Data entries:
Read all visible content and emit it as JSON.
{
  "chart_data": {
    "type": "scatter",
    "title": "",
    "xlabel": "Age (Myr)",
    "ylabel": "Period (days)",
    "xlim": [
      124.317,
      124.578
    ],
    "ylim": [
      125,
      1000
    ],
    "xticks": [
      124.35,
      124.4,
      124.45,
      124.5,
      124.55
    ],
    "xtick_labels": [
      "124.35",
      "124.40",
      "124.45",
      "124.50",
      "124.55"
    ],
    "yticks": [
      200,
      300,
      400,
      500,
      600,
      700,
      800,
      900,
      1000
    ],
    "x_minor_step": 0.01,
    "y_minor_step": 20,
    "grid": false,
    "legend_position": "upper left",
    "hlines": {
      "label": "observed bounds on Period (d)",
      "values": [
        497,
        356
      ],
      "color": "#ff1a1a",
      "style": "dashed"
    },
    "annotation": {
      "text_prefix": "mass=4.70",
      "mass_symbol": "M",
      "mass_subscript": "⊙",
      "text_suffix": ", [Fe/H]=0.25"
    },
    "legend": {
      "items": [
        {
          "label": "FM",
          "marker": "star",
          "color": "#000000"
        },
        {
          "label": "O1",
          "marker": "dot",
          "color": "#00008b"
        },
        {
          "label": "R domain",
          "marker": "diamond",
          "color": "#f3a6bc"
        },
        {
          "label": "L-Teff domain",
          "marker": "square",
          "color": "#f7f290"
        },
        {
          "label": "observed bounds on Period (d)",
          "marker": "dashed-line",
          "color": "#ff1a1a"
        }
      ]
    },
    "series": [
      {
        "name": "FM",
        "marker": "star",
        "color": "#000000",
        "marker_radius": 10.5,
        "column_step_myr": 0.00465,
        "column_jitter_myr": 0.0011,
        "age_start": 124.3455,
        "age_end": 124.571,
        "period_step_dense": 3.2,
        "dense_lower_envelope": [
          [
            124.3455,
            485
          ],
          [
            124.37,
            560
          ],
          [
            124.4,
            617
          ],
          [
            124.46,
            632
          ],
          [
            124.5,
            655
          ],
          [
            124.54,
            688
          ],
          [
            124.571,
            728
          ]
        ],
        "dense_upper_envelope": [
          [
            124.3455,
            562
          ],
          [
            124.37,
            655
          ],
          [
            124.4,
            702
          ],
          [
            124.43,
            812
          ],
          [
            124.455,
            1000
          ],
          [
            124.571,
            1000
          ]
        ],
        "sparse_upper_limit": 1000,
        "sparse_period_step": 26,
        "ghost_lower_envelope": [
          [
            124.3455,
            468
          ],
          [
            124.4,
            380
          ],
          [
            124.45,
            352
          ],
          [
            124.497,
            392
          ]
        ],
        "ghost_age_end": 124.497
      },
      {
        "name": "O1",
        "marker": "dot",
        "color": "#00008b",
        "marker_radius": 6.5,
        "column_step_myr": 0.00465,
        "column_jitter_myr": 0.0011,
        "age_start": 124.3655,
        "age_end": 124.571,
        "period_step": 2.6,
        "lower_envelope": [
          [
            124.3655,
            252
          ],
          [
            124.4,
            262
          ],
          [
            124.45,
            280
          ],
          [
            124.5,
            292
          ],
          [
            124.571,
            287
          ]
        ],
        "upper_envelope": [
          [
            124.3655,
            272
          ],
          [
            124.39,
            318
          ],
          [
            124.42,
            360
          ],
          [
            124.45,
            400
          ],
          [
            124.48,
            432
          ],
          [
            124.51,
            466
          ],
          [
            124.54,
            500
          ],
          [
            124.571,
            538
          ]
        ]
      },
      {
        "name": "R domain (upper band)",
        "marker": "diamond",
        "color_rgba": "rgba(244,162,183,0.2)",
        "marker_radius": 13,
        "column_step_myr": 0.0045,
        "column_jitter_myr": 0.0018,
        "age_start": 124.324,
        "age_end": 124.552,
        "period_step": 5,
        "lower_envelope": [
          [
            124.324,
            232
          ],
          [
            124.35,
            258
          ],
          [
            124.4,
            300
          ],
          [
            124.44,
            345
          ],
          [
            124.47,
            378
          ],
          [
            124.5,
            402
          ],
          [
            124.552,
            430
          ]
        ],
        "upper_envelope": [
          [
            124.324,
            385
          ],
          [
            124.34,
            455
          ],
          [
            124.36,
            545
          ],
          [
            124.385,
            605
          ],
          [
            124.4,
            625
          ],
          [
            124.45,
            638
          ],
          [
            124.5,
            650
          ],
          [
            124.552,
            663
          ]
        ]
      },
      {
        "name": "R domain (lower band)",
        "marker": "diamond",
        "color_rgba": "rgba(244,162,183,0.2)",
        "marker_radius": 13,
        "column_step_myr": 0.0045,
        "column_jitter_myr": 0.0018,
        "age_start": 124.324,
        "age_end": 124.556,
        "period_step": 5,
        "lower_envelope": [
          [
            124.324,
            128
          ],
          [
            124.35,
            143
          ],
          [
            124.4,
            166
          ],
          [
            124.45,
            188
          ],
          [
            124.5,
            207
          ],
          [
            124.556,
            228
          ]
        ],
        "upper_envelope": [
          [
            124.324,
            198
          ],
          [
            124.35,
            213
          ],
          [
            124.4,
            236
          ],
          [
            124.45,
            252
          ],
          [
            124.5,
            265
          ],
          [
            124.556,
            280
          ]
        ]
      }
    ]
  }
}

> [Written instruction]: Extract all the material, leaving every line as it is.

> [Result for this task]:
Read all visible content and emit it as JSON.
{
  "chart_data": {
    "type": "scatter",
    "title": "",
    "xlabel": "Age (Myr)",
    "ylabel": "Period (days)",
    "xlim": [
      124.317,
      124.578
    ],
    "ylim": [
      125,
      1000
    ],
    "xticks": [
      124.35,
      124.4,
      124.45,
      124.5,
      124.55
    ],
    "xtick_labels": [
      "124.35",
      "124.40",
      "124.45",
      "124.50",
      "124.55"
    ],
    "yticks": [
      200,
      300,
      400,
      500,
      600,
      700,
      800,
      900,
      1000
    ],
    "x_minor_step": 0.01,
    "y_minor_step": 20,
    "grid": false,
    "legend_position": "upper left",
    "hlines": {
      "label": "observed bounds on Period (d)",
      "values": [
        497,
        356
      ],
      "color": "#ff1a1a",
      "style": "dashed"
    },
    "annotation": {
      "text_prefix": "mass=4.70",
      "mass_symbol": "M",
      "mass_subscript": "⊙",
      "text_suffix": ", [Fe/H]=0.25"
    },
    "legend": {
      "items": [
        {
          "label": "FM",
          "marker": "star",
          "color": "#000000"
        },
        {
          "label": "O1",
          "marker": "dot",
          "color": "#00008b"
        },
        {
          "label": "R domain",
          "marker": "diamond",
          "color": "#f3a6bc"
        },
        {
          "label": "L-Teff domain",
          "marker": "square",
          "color": "#f7f290"
        },
        {
          "label": "observed bounds on Period (d)",
          "marker": "dashed-line",
          "color": "#ff1a1a"
        }
      ]
    },
    "series": [
      {
        "name": "FM",
        "marker": "star",
        "color": "#000000",
        "marker_radius": 10.5,
        "column_step_myr": 0.00465,
        "column_jitter_myr": 0.0011,
        "age_start": 124.3455,
        "age_end": 124.571,
        "period_step_dense": 3.2,
        "dense_lower_envelope": [
          [
            124.3455,
            485
          ],
          [
            124.37,
            560
          ],
          [
            124.4,
            617
          ],
          [
            124.46,
            632
          ],
          [
            124.5,
            655
          ],
          [
            124.54,
            688
          ],
          [
            124.571,
            728
          ]
        ],
        "dense_upper_envelope": [
          [
            124.3455,
            562
          ],
          [
            124.37,
            655
          ],
          [
            124.4,
            702
          ],
          [
            124.43,
            812
          ],
          [
            124.455,
            1000
          ],
          [
            124.571,
            1000
          ]
        ],
        "sparse_upper_limit": 1000,
        "sparse_period_step": 26,
        "ghost_lower_envelope": [
          [
            124.3455,
            468
          ],
          [
            124.4,
            380
          ],
          [
            124.45,
            352
          ],
          [
            124.497,
            392
          ]
        ],
        "ghost_age_end": 124.497
      },
      {
        "name": "O1",
        "marker": "dot",
        "color": "#00008b",
        "marker_radius": 6.5,
        "column_step_myr": 0.00465,
        "column_jitter_myr": 0.0011,
        "age_start": 124.3655,
        "age_end": 124.571,
        "period_step": 2.6,
        "lower_envelope": [
          [
            124.3655,
            252
          ],
          [
            124.4,
            262
          ],
          [
            124.45,
            280
          ],
          [
            124.5,
            292
          ],
          [
            124.571,
            287
          ]
        ],
        "upper_envelope": [
          [
            124.3655,
            272
          ],
          [
            124.39,
            318
          ],
          [
            124.42,
            360
          ],
          [
            124.45,
            400
          ],
          [
            124.48,
            432
          ],
          [
            124.51,
            466
          ],
          [
            124.54,
            500
          ],
          [
            124.571,
            538
          ]
        ]
      },
      {
        "name": "R domain (upper band)",
        "marker": "diamond",
        "color_rgba": "rgba(244,162,183,0.2)",
        "marker_radius": 13,
        "column_step_myr": 0.0045,
        "column_jitter_myr": 0.0018,
        "age_start": 124.324,
        "age_end": 124.552,
        "period_step": 5,
        "lower_envelope": [
          [
            124.324,
            232
          ],
          [
            124.35,
            258
          ],
          [
            124.4,
            300
          ],
          [
            124.44,
            345
          ],
          [
            124.47,
            378
          ],
          [
            124.5,
            402
          ],
          [
            124.552,
            430
          ]
        ],
        "upper_envelope": [
          [
            124.324,
            385
          ],
          [
            124.34,
            455
          ],
          [
            124.36,
            545
          ],
          [
            124.385,
            605
          ],
          [
            124.4,
            625
          ],
          [
            124.45,
            638
          ],
          [
            124.5,
            650
          ],
          [
            124.552,
            663
          ]
        ]
      },
      {
        "name": "R domain (lower band)",
        "marker": "diamond",
        "color_rgba": "rgba(244,162,183,0.2)",
        "marker_radius": 13,
        "column_step_myr": 0.0045,
        "column_jitter_myr": 0.0018,
        "age_start": 124.324,
        "age_end": 124.556,
        "period_step": 5,
        "lower_envelope": [
          [
            124.324,
            128
          ],
          [
            124.35,
            143
          ],
          [
            124.4,
            166
          ],
          [
            124.45,
            188
          ],
          [
            124.5,
            207
          ],
          [
            124.556,
            228
          ]
        ],
        "upper_envelope": [
          [
            124.324,
            198
          ],
          [
            124.35,
            213
          ],
          [
            124.4,
            236
          ],
          [
            124.45,
            252
          ],
          [
            124.5,
            265
          ],
          [
            124.556,
            280
          ]
        ]
      }
    ]
  }
}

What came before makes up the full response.